* [What you have to do]: All lines featuring the string "steps" are to be listed.

>> start Provided material

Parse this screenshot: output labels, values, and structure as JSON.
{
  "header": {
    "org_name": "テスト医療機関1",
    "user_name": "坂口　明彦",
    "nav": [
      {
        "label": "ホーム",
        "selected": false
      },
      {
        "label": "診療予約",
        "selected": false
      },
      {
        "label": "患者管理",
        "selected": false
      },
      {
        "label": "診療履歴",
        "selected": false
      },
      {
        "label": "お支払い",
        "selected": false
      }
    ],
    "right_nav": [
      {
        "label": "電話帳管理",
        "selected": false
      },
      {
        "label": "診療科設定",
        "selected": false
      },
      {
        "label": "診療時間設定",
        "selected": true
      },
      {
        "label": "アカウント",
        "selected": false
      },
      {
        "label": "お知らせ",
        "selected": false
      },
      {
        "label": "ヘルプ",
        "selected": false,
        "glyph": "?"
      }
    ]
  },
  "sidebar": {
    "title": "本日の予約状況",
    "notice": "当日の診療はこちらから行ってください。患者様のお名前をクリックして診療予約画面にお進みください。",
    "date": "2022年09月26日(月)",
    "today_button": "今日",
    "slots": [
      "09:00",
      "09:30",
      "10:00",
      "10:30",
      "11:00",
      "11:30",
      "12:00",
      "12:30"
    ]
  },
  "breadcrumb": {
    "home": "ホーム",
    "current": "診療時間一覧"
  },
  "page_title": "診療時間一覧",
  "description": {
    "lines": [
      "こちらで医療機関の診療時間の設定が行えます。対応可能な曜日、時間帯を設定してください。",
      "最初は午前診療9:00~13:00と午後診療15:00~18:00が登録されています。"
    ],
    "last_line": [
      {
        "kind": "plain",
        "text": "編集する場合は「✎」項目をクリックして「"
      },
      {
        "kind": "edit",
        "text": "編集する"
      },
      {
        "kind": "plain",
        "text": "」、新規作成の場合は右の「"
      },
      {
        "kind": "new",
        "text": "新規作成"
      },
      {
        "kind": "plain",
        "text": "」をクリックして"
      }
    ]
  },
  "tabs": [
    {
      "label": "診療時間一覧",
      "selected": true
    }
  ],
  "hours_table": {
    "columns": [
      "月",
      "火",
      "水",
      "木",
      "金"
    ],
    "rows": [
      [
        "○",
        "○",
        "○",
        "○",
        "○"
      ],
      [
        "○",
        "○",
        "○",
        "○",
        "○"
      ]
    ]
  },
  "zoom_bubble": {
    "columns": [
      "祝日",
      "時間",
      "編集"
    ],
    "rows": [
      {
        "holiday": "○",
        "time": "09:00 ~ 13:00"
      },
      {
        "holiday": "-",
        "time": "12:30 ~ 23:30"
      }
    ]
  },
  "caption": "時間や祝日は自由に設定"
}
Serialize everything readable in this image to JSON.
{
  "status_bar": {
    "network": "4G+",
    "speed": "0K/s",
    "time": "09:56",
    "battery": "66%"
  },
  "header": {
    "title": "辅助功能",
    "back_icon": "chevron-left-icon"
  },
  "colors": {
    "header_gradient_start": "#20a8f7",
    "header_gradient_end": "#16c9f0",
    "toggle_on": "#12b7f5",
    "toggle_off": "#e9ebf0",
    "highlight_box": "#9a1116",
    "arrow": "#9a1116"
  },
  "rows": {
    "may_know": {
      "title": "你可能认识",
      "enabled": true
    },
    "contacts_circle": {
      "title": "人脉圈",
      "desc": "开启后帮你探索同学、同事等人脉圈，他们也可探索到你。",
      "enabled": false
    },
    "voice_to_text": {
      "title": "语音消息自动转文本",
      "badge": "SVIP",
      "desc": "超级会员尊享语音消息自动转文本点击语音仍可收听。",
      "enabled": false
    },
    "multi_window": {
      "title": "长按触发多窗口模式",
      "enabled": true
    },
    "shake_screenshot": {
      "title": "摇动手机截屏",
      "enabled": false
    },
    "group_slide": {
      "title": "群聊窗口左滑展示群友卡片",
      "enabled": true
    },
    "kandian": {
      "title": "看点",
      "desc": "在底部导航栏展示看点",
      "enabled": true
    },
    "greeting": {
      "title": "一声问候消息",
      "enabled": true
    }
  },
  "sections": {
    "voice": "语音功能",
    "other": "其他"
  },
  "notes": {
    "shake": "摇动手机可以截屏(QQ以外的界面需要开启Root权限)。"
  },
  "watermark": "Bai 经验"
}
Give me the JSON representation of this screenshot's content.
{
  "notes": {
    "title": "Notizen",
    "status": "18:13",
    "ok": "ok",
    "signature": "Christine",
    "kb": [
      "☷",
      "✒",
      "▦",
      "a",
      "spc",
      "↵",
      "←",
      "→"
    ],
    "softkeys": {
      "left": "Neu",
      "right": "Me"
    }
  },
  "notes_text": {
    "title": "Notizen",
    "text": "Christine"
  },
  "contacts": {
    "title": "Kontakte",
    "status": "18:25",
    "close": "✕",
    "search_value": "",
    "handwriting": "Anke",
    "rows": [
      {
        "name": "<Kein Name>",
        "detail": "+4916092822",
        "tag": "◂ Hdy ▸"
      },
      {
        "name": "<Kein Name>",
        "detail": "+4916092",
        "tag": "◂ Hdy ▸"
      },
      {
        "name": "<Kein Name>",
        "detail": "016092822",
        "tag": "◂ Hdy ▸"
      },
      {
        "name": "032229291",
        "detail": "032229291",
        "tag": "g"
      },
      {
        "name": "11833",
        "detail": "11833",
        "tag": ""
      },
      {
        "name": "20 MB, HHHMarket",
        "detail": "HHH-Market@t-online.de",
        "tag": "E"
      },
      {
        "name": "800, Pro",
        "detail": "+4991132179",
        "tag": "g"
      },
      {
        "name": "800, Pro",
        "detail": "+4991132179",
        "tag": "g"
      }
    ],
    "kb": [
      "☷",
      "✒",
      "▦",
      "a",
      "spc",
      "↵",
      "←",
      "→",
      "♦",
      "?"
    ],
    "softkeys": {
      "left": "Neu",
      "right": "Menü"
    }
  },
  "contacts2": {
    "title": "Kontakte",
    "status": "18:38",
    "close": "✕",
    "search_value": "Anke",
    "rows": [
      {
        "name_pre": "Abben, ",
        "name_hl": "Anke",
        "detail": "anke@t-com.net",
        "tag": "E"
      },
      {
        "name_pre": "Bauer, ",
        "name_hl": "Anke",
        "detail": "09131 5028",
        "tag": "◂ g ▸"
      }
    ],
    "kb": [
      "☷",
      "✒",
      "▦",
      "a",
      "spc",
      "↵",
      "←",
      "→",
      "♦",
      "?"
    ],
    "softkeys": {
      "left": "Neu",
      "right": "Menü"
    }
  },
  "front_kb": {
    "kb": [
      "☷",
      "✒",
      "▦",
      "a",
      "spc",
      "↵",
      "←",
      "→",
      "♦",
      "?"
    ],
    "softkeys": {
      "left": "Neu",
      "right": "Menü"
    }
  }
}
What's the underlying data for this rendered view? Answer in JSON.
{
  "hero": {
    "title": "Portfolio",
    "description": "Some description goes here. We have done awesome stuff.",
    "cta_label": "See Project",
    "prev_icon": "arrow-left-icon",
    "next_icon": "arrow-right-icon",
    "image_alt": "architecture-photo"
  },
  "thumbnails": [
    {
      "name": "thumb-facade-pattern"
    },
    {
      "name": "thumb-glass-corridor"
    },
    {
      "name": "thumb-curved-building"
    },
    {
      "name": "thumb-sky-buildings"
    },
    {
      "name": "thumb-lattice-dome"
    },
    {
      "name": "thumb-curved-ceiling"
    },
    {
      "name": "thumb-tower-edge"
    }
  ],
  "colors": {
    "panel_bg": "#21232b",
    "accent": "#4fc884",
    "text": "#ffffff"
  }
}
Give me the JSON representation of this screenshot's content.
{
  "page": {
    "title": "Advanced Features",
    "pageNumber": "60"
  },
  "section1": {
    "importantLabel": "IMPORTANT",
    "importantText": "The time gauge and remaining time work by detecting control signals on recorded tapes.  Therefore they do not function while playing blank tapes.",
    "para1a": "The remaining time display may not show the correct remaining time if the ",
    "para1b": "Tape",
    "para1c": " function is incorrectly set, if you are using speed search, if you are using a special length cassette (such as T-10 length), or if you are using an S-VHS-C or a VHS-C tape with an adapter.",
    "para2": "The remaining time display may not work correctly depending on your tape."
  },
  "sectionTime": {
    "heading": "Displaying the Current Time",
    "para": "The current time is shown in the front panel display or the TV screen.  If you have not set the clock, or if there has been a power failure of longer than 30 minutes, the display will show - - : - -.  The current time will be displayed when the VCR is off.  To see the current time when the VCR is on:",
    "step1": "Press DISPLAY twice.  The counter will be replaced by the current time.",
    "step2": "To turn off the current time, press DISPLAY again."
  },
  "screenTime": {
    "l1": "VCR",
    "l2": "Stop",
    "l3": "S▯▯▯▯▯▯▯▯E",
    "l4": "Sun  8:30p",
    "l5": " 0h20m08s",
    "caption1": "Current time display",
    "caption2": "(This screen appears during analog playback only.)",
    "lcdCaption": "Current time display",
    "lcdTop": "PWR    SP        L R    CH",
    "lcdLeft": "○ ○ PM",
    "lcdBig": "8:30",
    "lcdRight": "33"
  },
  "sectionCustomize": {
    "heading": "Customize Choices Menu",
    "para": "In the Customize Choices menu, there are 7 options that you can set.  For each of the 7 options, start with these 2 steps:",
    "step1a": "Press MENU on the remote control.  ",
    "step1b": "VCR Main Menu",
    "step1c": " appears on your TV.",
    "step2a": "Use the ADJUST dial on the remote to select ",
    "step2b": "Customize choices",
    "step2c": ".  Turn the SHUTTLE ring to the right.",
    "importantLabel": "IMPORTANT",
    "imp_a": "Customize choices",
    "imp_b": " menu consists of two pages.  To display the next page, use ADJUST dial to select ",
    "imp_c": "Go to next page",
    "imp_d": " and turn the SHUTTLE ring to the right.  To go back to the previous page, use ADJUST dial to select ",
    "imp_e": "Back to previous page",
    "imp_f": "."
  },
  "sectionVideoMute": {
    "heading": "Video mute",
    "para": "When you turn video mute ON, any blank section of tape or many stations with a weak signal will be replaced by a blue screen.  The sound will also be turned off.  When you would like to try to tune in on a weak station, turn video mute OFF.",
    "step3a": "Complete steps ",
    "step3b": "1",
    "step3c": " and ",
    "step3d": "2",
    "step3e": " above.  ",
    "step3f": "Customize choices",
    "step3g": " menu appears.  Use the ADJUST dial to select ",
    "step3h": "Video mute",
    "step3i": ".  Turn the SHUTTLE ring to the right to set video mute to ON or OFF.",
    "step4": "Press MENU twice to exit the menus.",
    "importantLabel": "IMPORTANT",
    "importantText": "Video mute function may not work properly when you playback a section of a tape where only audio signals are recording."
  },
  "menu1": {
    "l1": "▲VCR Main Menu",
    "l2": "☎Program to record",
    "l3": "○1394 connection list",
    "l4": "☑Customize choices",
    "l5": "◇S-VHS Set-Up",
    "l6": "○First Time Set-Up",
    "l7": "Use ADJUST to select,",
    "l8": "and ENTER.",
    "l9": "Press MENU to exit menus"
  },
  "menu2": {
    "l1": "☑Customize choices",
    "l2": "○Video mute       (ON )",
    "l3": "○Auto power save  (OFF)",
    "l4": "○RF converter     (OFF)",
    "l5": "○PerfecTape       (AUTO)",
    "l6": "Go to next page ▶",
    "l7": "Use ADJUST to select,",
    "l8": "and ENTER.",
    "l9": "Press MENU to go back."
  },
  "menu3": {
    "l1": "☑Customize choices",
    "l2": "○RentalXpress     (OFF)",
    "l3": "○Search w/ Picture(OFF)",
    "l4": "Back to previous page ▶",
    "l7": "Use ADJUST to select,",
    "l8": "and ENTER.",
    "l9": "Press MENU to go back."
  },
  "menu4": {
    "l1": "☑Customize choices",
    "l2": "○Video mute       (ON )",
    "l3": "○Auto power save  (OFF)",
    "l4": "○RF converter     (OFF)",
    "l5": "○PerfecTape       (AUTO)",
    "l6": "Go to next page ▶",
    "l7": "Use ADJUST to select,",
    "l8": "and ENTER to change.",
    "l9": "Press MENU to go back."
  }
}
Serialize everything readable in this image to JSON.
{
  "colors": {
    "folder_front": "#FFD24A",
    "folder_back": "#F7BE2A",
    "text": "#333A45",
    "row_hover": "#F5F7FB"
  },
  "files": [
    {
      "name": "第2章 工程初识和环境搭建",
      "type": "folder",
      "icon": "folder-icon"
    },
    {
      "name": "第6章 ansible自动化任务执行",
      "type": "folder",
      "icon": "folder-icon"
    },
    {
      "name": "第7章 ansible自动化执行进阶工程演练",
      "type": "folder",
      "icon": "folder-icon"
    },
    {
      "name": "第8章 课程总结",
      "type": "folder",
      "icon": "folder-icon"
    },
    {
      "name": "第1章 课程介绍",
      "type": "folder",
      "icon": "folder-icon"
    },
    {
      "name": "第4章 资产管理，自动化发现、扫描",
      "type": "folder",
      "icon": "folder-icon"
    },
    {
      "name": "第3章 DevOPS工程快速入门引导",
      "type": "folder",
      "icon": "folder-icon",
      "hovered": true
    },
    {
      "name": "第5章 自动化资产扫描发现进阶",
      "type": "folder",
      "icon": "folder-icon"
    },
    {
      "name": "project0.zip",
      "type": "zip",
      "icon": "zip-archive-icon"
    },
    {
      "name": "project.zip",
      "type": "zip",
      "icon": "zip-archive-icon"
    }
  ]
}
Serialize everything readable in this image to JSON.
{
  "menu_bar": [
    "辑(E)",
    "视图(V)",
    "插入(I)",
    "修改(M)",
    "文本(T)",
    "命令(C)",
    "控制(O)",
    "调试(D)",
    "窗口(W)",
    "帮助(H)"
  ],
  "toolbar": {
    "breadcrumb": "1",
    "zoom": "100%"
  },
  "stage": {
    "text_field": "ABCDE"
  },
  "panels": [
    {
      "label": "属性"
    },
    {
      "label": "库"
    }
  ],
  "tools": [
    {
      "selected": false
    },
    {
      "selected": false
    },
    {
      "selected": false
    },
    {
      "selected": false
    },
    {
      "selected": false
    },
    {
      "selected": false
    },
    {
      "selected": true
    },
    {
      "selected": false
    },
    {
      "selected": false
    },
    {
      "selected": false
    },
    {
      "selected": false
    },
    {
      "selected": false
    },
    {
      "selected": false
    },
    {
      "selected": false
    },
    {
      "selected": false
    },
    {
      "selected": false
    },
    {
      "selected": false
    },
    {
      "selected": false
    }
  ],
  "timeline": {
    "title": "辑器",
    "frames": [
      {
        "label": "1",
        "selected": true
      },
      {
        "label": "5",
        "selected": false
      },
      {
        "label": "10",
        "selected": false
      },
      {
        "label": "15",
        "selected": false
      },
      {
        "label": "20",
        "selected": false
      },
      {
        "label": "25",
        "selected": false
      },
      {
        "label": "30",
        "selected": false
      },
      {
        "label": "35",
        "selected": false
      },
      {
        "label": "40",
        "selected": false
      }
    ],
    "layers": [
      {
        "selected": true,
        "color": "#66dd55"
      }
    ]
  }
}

>> end Provided material

* [Task result]:
    "para": "In the Customize Choices menu, there are 7 options that you can set.  For each of the 7 options, start with these 2 steps:",
    "step3a": "Complete steps ",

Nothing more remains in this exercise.